EXERCISE OBJECTIVE →
Lines that hold the word "meeting" should be located and copied.

★ ★ ★ ★ ★ ★ ★

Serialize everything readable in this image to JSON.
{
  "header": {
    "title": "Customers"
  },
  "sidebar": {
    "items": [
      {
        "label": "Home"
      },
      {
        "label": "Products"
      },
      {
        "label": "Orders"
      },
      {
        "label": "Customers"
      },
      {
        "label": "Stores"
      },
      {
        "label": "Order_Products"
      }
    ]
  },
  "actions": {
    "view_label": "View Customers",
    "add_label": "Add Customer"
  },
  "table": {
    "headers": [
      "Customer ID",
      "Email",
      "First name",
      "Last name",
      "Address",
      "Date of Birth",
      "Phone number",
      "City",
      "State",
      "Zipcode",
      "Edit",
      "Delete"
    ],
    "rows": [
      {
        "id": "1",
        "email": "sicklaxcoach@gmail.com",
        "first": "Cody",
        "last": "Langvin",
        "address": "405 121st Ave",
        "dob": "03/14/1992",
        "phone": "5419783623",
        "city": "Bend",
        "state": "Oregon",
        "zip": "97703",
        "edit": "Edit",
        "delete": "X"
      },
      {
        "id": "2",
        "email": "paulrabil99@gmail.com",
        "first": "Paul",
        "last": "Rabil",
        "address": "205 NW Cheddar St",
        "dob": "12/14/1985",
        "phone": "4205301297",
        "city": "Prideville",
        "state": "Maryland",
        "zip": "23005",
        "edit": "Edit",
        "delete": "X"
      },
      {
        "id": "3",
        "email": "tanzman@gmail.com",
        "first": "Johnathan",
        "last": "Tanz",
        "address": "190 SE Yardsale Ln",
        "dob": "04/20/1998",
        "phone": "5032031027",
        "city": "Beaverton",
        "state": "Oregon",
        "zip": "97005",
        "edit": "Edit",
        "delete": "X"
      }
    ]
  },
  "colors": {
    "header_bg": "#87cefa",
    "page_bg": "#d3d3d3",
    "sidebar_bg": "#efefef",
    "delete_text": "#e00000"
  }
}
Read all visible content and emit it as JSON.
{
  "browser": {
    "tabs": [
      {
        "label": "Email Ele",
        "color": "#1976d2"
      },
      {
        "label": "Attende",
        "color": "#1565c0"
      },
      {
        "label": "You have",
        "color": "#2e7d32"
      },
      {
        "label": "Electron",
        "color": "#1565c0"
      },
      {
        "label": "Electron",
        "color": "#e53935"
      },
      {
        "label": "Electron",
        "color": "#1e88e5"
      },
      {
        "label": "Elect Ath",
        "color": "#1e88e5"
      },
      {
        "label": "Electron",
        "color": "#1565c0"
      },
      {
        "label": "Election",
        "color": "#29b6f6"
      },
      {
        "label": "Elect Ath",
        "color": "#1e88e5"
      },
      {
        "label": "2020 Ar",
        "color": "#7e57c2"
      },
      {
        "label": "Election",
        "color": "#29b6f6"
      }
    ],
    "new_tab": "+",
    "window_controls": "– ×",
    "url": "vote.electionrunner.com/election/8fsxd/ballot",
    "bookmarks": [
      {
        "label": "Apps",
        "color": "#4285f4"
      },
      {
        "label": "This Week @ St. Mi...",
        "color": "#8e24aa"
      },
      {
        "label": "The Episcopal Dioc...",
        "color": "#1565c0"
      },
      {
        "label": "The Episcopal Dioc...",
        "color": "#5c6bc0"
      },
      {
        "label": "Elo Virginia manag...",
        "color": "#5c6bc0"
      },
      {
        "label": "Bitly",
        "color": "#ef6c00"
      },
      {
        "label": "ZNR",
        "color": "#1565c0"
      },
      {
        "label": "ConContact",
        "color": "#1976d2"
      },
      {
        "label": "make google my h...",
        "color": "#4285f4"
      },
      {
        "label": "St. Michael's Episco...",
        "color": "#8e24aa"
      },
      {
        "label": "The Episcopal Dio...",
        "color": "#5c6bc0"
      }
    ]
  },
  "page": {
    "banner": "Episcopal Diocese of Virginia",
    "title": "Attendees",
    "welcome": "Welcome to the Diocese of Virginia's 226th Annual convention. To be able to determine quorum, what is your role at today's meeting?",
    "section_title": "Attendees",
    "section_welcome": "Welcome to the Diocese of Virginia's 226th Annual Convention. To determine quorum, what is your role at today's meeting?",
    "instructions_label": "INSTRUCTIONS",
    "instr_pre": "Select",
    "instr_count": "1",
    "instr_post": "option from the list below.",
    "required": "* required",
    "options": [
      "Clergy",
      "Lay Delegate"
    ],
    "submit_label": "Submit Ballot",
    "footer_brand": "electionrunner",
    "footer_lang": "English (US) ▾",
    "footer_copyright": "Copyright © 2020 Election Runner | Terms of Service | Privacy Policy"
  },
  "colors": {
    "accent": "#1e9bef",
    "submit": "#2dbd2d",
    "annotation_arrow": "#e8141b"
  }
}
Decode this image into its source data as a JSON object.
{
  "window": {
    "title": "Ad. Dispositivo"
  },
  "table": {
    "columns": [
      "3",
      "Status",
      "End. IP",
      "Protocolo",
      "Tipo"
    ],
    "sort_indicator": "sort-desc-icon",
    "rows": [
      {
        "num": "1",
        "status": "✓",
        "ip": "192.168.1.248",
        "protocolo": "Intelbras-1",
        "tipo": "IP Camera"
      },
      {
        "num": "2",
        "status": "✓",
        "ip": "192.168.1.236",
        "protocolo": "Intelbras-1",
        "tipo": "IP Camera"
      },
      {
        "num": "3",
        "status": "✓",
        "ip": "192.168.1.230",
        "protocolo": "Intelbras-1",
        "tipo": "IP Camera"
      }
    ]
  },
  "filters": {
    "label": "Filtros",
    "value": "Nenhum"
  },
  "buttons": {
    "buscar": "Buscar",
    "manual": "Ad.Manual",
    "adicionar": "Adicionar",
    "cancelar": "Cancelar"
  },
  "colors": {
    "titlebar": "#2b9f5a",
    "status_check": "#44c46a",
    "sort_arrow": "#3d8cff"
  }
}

★ ★ ★ ★ ★ ★ ★

ANSWER TO THIS EXERCISE →
    "welcome": "Welcome to the Diocese of Virginia's 226th Annual convention. To be able to determine quorum, what is your role at today's meeting?",
    "section_welcome": "Welcome to the Diocese of Virginia's 226th Annual Convention. To determine quorum, what is your role at today's meeting?",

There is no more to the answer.